==== RECORDS ====

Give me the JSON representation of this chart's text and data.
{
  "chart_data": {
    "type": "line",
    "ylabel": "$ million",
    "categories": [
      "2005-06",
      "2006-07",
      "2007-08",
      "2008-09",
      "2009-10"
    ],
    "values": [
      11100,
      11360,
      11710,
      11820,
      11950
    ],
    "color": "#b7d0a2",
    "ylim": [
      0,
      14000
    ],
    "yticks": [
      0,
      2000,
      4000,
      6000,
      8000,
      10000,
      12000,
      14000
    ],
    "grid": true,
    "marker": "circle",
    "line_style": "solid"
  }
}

====

Above are some records. Print them all exactly.

Give me the JSON representation of this chart's text and data.
{
  "chart_data": {
    "type": "line",
    "ylabel": "$ million",
    "categories": [
      "2005-06",
      "2006-07",
      "2007-08",
      "2008-09",
      "2009-10"
    ],
    "values": [
      11100,
      11360,
      11710,
      11820,
      11950
    ],
    "color": "#b7d0a2",
    "ylim": [
      0,
      14000
    ],
    "yticks": [
      0,
      2000,
      4000,
      6000,
      8000,
      10000,
      12000,
      14000
    ],
    "grid": true,
    "marker": "circle",
    "line_style": "solid"
  }
}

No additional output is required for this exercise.